§ **Written exercise**: Output the entries verbatim, including every line.

§ **Information shown**:
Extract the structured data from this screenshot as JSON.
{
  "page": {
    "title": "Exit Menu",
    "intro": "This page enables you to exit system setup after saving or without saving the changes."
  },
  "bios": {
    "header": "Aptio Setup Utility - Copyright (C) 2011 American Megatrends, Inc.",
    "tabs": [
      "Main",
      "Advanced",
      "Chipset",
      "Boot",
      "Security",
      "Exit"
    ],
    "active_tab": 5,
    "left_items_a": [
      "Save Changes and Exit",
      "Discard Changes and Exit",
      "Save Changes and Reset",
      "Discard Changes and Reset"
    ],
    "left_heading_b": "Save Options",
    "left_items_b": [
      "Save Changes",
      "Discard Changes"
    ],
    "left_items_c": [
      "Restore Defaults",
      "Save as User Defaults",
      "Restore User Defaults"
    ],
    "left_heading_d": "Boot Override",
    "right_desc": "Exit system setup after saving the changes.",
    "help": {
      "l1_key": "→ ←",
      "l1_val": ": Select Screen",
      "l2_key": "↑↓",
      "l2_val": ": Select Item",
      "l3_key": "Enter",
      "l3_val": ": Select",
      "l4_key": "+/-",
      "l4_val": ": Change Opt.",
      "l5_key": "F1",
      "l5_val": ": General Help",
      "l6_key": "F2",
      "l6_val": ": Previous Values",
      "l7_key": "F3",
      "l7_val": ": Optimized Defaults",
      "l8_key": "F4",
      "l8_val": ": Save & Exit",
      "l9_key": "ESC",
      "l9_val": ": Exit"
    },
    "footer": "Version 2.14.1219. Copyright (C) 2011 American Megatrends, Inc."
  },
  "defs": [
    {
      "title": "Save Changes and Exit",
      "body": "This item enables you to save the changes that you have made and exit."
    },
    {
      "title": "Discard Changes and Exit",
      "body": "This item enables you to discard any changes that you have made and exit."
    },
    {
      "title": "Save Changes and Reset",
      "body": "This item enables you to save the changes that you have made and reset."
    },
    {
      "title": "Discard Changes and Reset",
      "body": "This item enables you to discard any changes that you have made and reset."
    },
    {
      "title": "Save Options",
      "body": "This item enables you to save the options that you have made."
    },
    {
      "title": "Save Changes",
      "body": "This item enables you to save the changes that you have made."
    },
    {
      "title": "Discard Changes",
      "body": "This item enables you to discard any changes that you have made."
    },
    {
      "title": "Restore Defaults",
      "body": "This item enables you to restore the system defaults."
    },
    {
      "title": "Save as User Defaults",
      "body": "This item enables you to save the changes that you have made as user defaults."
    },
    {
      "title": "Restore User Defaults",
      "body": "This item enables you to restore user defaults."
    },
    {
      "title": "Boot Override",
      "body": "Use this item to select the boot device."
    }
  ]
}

§ **Result**:
Extract the structured data from this screenshot as JSON.
{
  "page": {
    "title": "Exit Menu",
    "intro": "This page enables you to exit system setup after saving or without saving the changes."
  },
  "bios": {
    "header": "Aptio Setup Utility - Copyright (C) 2011 American Megatrends, Inc.",
    "tabs": [
      "Main",
      "Advanced",
      "Chipset",
      "Boot",
      "Security",
      "Exit"
    ],
    "active_tab": 5,
    "left_items_a": [
      "Save Changes and Exit",
      "Discard Changes and Exit",
      "Save Changes and Reset",
      "Discard Changes and Reset"
    ],
    "left_heading_b": "Save Options",
    "left_items_b": [
      "Save Changes",
      "Discard Changes"
    ],
    "left_items_c": [
      "Restore Defaults",
      "Save as User Defaults",
      "Restore User Defaults"
    ],
    "left_heading_d": "Boot Override",
    "right_desc": "Exit system setup after saving the changes.",
    "help": {
      "l1_key": "→ ←",
      "l1_val": ": Select Screen",
      "l2_key": "↑↓",
      "l2_val": ": Select Item",
      "l3_key": "Enter",
      "l3_val": ": Select",
      "l4_key": "+/-",
      "l4_val": ": Change Opt.",
      "l5_key": "F1",
      "l5_val": ": General Help",
      "l6_key": "F2",
      "l6_val": ": Previous Values",
      "l7_key": "F3",
      "l7_val": ": Optimized Defaults",
      "l8_key": "F4",
      "l8_val": ": Save & Exit",
      "l9_key": "ESC",
      "l9_val": ": Exit"
    },
    "footer": "Version 2.14.1219. Copyright (C) 2011 American Megatrends, Inc."
  },
  "defs": [
    {
      "title": "Save Changes and Exit",
      "body": "This item enables you to save the changes that you have made and exit."
    },
    {
      "title": "Discard Changes and Exit",
      "body": "This item enables you to discard any changes that you have made and exit."
    },
    {
      "title": "Save Changes and Reset",
      "body": "This item enables you to save the changes that you have made and reset."
    },
    {
      "title": "Discard Changes and Reset",
      "body": "This item enables you to discard any changes that you have made and reset."
    },
    {
      "title": "Save Options",
      "body": "This item enables you to save the options that you have made."
    },
    {
      "title": "Save Changes",
      "body": "This item enables you to save the changes that you have made."
    },
    {
      "title": "Discard Changes",
      "body": "This item enables you to discard any changes that you have made."
    },
    {
      "title": "Restore Defaults",
      "body": "This item enables you to restore the system defaults."
    },
    {
      "title": "Save as User Defaults",
      "body": "This item enables you to save the changes that you have made as user defaults."
    },
    {
      "title": "Restore User Defaults",
      "body": "This item enables you to restore user defaults."
    },
    {
      "title": "Boot Override",
      "body": "Use this item to select the boot device."
    }
  ]
}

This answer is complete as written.